■ **What is required**
Report how many lines of the entries below contain the word "符号说明", and nothing more.

[Entries with figure data]

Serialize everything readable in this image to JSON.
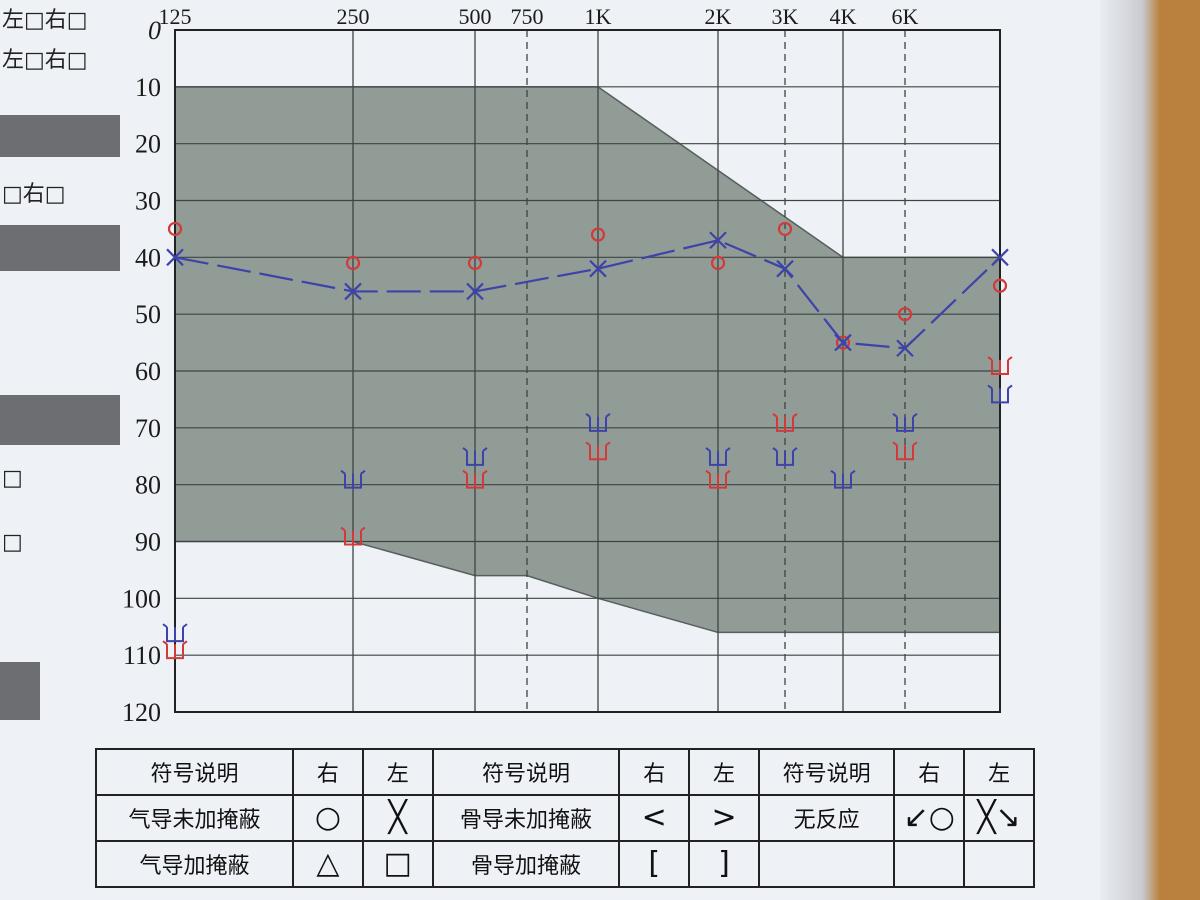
{
  "left_strip": {
    "line1": "左□右□",
    "line2": "左□右□",
    "line3": "□右□",
    "box1": "□",
    "box2": "□"
  },
  "chart_data": {
    "type": "scatter",
    "x_tick_labels": [
      "125",
      "250",
      "500",
      "750",
      "1K",
      "2K",
      "3K",
      "4K",
      "6K"
    ],
    "y_tick_labels": [
      "0",
      "10",
      "20",
      "30",
      "40",
      "50",
      "60",
      "70",
      "80",
      "90",
      "100",
      "110",
      "120"
    ],
    "x_freqs": [
      125,
      250,
      500,
      750,
      1000,
      2000,
      3000,
      4000,
      6000,
      8000
    ],
    "ylim": [
      0,
      120
    ],
    "y_inverted": true,
    "grid": true,
    "shaded_region": {
      "upper_edge": [
        [
          125,
          10
        ],
        [
          1000,
          10
        ],
        [
          4000,
          40
        ],
        [
          8000,
          40
        ]
      ],
      "lower_edge": [
        [
          125,
          90
        ],
        [
          250,
          90
        ],
        [
          500,
          96
        ],
        [
          750,
          96
        ],
        [
          1000,
          100
        ],
        [
          2000,
          106
        ],
        [
          8000,
          106
        ]
      ]
    },
    "series": [
      {
        "name": "右",
        "symbol": "circle",
        "color": "#d23a3a",
        "points": [
          [
            125,
            35
          ],
          [
            250,
            41
          ],
          [
            500,
            41
          ],
          [
            1000,
            36
          ],
          [
            2000,
            41
          ],
          [
            3000,
            35
          ],
          [
            4000,
            55
          ],
          [
            6000,
            50
          ],
          [
            8000,
            45
          ]
        ]
      },
      {
        "name": "左",
        "symbol": "cross",
        "color": "#3d43a8",
        "points": [
          [
            125,
            40
          ],
          [
            250,
            46
          ],
          [
            500,
            46
          ],
          [
            1000,
            42
          ],
          [
            2000,
            37
          ],
          [
            3000,
            42
          ],
          [
            4000,
            55
          ],
          [
            6000,
            56
          ],
          [
            8000,
            40
          ]
        ]
      },
      {
        "name": "无反应 右",
        "symbol": "no-response-mark",
        "color": "#d23a3a",
        "points": [
          [
            125,
            110
          ],
          [
            250,
            90
          ],
          [
            500,
            80
          ],
          [
            1000,
            75
          ],
          [
            2000,
            80
          ],
          [
            3000,
            70
          ],
          [
            6000,
            75
          ],
          [
            8000,
            60
          ]
        ]
      },
      {
        "name": "无反应 左",
        "symbol": "no-response-mark",
        "color": "#3d43a8",
        "points": [
          [
            125,
            107
          ],
          [
            250,
            80
          ],
          [
            500,
            76
          ],
          [
            1000,
            70
          ],
          [
            2000,
            76
          ],
          [
            3000,
            76
          ],
          [
            4000,
            80
          ],
          [
            6000,
            70
          ],
          [
            8000,
            65
          ]
        ]
      }
    ]
  },
  "legend": {
    "h_desc1": "符号说明",
    "h_right1": "右",
    "h_left1": "左",
    "h_desc2": "符号说明",
    "h_right2": "右",
    "h_left2": "左",
    "h_desc3": "符号说明",
    "h_right3": "右",
    "h_left3": "左",
    "r1_desc1": "气导未加掩蔽",
    "r1_right1": "○",
    "r1_left1": "╳",
    "r1_desc2": "骨导未加掩蔽",
    "r1_right2": "<",
    "r1_left2": ">",
    "r1_desc3": "无反应",
    "r1_right3": "↙○",
    "r1_left3": "╳↘",
    "r2_desc1": "气导加掩蔽",
    "r2_right1": "△",
    "r2_left1": "□",
    "r2_desc2": "骨导加掩蔽",
    "r2_right2": "[",
    "r2_left2": "]"
  }
}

■ **Complete output**
3